ENTRIES PROVIDED —

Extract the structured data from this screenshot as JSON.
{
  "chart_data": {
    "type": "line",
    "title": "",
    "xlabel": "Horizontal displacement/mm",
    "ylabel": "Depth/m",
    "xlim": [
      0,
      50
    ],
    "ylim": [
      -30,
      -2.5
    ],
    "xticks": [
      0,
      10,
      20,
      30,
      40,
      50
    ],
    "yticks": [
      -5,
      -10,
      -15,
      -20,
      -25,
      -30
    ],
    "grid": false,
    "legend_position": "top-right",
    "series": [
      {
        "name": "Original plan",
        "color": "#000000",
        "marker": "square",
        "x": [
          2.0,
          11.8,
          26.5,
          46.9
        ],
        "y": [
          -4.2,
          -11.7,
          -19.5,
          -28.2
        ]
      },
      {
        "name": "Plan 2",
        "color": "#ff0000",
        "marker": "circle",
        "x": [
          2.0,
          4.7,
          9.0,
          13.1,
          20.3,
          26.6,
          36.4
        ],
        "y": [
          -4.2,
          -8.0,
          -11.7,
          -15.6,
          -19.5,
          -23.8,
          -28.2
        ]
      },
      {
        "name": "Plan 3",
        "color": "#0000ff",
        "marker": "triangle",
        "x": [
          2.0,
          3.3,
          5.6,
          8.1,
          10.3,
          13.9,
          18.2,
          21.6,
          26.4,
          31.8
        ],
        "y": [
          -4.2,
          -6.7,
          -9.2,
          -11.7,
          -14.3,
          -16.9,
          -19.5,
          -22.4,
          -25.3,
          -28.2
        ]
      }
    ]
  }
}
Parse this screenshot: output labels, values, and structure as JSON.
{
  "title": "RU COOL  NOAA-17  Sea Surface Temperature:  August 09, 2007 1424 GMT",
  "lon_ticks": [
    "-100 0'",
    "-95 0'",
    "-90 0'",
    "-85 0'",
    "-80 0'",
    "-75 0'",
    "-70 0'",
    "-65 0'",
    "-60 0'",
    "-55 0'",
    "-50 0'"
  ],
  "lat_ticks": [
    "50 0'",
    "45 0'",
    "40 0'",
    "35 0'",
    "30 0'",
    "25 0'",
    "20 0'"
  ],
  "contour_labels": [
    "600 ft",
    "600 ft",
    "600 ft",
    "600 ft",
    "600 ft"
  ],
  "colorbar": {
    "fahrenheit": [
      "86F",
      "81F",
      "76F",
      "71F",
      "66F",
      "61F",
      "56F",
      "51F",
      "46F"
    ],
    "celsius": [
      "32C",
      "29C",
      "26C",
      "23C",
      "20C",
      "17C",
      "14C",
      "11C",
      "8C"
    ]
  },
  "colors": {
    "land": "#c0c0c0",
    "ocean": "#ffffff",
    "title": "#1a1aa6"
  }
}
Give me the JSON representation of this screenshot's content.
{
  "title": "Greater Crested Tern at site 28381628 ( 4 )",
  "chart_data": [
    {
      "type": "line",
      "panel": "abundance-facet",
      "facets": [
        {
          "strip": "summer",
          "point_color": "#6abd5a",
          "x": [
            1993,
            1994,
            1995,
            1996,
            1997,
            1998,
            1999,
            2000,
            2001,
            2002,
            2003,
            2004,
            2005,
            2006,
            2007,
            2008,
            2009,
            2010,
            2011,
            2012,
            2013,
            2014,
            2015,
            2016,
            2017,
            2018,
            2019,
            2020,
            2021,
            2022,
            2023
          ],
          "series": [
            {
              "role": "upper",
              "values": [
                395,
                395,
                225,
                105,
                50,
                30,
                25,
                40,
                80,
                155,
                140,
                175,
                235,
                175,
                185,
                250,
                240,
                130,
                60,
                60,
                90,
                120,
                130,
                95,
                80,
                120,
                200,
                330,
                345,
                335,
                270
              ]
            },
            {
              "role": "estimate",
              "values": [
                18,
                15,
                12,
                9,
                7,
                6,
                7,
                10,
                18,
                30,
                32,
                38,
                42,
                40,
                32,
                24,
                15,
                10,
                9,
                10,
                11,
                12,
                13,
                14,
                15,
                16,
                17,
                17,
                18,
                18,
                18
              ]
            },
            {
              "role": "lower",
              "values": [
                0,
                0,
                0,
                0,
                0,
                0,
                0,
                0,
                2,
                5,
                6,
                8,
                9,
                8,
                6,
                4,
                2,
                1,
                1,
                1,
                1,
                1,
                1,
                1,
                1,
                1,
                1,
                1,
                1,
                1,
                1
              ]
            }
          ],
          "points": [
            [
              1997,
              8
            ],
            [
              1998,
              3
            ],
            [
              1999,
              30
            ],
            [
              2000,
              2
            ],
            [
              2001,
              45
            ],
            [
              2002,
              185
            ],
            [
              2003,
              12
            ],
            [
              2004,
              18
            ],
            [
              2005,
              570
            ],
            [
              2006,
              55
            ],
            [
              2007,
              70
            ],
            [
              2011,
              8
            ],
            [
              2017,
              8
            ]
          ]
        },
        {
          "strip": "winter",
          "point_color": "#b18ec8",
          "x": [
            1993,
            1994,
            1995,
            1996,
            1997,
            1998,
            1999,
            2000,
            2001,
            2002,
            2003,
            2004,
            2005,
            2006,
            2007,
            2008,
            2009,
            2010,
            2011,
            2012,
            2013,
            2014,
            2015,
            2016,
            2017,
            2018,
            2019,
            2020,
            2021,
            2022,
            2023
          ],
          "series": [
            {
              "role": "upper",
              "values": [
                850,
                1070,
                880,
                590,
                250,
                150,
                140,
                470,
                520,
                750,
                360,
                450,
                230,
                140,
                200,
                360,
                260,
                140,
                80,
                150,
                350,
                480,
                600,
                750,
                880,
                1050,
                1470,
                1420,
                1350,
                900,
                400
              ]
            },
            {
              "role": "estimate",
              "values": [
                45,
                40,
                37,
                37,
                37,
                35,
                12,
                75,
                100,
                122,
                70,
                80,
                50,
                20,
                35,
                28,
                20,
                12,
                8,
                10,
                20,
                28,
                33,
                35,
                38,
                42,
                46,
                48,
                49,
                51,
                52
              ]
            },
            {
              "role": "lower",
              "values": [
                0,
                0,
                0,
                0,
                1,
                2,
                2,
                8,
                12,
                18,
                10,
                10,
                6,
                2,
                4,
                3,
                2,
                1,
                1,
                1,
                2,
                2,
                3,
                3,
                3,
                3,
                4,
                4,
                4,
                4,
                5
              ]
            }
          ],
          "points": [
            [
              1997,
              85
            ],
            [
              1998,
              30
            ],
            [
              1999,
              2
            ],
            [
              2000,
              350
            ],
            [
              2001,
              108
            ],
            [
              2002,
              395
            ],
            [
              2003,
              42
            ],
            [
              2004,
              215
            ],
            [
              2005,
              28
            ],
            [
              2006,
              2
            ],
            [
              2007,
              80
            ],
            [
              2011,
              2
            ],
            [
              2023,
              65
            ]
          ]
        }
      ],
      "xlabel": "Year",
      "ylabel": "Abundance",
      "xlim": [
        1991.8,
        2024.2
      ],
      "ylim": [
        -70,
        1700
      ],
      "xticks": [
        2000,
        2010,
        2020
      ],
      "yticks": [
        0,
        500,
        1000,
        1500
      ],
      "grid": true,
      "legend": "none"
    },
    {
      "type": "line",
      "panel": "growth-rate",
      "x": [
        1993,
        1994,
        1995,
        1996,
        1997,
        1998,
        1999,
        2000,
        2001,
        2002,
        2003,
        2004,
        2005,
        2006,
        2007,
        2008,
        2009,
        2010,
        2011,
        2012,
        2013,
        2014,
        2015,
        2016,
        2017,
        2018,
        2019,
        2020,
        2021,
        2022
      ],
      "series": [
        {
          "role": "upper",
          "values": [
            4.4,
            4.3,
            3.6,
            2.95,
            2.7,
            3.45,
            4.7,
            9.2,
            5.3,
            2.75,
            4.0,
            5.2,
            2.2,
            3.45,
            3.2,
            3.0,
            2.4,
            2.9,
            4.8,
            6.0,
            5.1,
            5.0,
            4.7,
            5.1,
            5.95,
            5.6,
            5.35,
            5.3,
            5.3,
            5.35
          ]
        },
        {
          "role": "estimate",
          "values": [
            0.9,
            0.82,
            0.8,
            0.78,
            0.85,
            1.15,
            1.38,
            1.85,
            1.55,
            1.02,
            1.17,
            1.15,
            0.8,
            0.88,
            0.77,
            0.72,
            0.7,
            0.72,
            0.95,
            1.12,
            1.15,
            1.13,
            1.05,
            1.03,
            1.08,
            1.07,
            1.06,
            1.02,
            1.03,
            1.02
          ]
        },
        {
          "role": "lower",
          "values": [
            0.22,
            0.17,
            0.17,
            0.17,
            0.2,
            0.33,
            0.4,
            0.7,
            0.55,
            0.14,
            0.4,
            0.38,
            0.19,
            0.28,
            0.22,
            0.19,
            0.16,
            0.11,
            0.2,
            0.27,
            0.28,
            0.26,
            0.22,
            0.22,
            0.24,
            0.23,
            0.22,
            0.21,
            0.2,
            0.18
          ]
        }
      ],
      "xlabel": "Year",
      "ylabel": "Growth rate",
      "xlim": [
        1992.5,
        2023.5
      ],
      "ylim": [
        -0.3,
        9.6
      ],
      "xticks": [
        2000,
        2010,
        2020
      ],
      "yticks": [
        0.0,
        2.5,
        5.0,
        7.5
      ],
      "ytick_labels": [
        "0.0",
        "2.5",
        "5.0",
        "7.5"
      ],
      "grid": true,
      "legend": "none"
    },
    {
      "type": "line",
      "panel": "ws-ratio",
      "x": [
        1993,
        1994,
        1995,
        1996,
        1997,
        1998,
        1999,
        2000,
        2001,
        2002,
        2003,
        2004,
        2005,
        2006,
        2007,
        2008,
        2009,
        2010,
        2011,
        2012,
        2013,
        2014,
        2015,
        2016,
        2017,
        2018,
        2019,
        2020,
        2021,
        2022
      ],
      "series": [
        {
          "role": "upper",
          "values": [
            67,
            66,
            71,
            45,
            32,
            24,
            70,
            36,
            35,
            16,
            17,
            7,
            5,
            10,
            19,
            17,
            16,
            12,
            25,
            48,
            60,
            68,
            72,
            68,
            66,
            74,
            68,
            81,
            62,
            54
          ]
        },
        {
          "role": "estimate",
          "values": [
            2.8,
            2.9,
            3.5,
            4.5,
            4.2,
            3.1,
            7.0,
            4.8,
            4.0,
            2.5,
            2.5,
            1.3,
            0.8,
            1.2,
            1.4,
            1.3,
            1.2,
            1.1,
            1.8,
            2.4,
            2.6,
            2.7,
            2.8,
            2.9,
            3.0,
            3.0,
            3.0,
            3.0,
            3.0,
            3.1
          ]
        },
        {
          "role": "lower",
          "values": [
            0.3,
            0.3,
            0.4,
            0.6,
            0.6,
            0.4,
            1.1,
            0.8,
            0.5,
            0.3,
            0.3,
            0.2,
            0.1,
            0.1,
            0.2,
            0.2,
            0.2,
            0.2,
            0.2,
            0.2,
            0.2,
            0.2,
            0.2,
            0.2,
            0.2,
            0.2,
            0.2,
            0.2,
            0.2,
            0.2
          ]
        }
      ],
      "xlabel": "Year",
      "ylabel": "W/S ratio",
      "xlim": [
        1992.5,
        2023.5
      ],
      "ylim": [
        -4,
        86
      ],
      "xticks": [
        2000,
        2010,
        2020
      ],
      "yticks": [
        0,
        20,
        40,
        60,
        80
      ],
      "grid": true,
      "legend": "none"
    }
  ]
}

TASK BRIEF — Show the lines that mention the word "panel".

OUTPUT OF THE TASK —
      "panel": "abundance-facet",
      "panel": "growth-rate",
      "panel": "ws-ratio",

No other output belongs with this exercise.